■ **EXERCISE DETAILS**: Report every line in the records below that contains the string "price", copying each such line in full.

Element and region data:
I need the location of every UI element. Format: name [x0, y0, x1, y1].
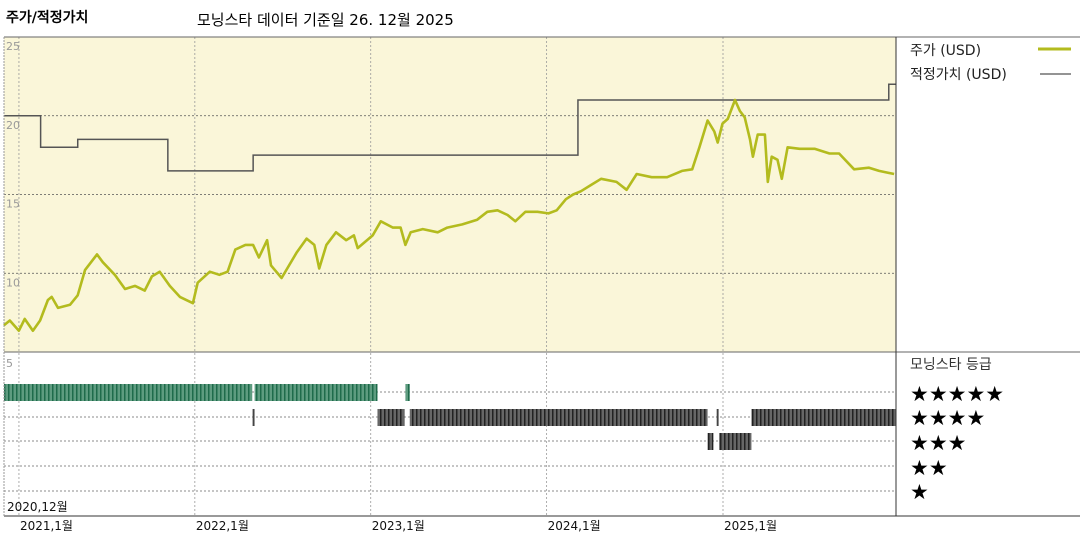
x-tick-label: 2022,1월 — [196, 519, 249, 533]
rating-1-star: ★ — [910, 480, 929, 504]
rating-segment-4-stars — [252, 409, 255, 426]
legend-fair-value-label: 적정가치 (USD) — [910, 67, 1007, 83]
rating-timeline — [4, 384, 896, 450]
rating-segment-3-stars — [707, 433, 714, 450]
x-tick-label: 2020,12월 — [7, 500, 68, 514]
rating-3-stars: ★★★ — [910, 431, 966, 455]
x-axis-ticks: 2020,12월 2021,1월 2022,1월 2023,1월 2024,1월 2025… — [7, 500, 777, 533]
y-axis-ticks: 25 20 15 10 5 — [6, 40, 20, 370]
y-tick-label: 20 — [6, 119, 20, 132]
rating-segment-4-stars — [409, 409, 708, 426]
legend-price-label: 주가 (USD) — [910, 43, 981, 59]
series-layer — [3, 83, 896, 332]
rating-y-tick-label: 5 — [6, 357, 13, 370]
rating-4-stars: ★★★★ — [910, 406, 985, 430]
y-tick-label: 10 — [6, 276, 20, 289]
x-tick-label: 2024,1월 — [548, 519, 601, 533]
rating-segment-3-stars — [719, 433, 752, 450]
fair-value-line — [4, 83, 896, 172]
x-tick-label: 2021,1월 — [20, 519, 73, 533]
legend: 주가 (USD) 적정가치 (USD) 모닝스타 등급 ★★★★★ ★★★★ ★… — [910, 43, 1071, 504]
rating-segment-5-stars — [405, 384, 410, 401]
rating-segment-4-stars — [716, 409, 719, 426]
price-line — [3, 98, 895, 332]
rating-segment-5-stars — [254, 384, 378, 401]
rating-5-stars: ★★★★★ — [910, 382, 1004, 406]
rating-segment-4-stars — [751, 409, 896, 426]
y-tick-label: 15 — [6, 198, 20, 211]
rating-2-stars: ★★ — [910, 456, 948, 480]
rating-segment-4-stars — [377, 409, 405, 426]
data-date-subtitle: 모닝스타 데이터 기준일 26. 12월 2025 — [197, 11, 454, 29]
rating-legend-title: 모닝스타 등급 — [910, 357, 992, 373]
x-tick-label: 2023,1월 — [372, 519, 425, 533]
x-tick-label: 2025,1월 — [724, 519, 777, 533]
y-tick-label: 25 — [6, 40, 20, 53]
chart-title: 주가/적정가치 — [6, 9, 88, 26]
rating-segment-5-stars — [4, 384, 253, 401]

■ **RESULT OF THIS EXERCISE**:
legend-price-label: 주가 (USD) — [910, 43, 981, 59]
price-line — [3, 98, 895, 332]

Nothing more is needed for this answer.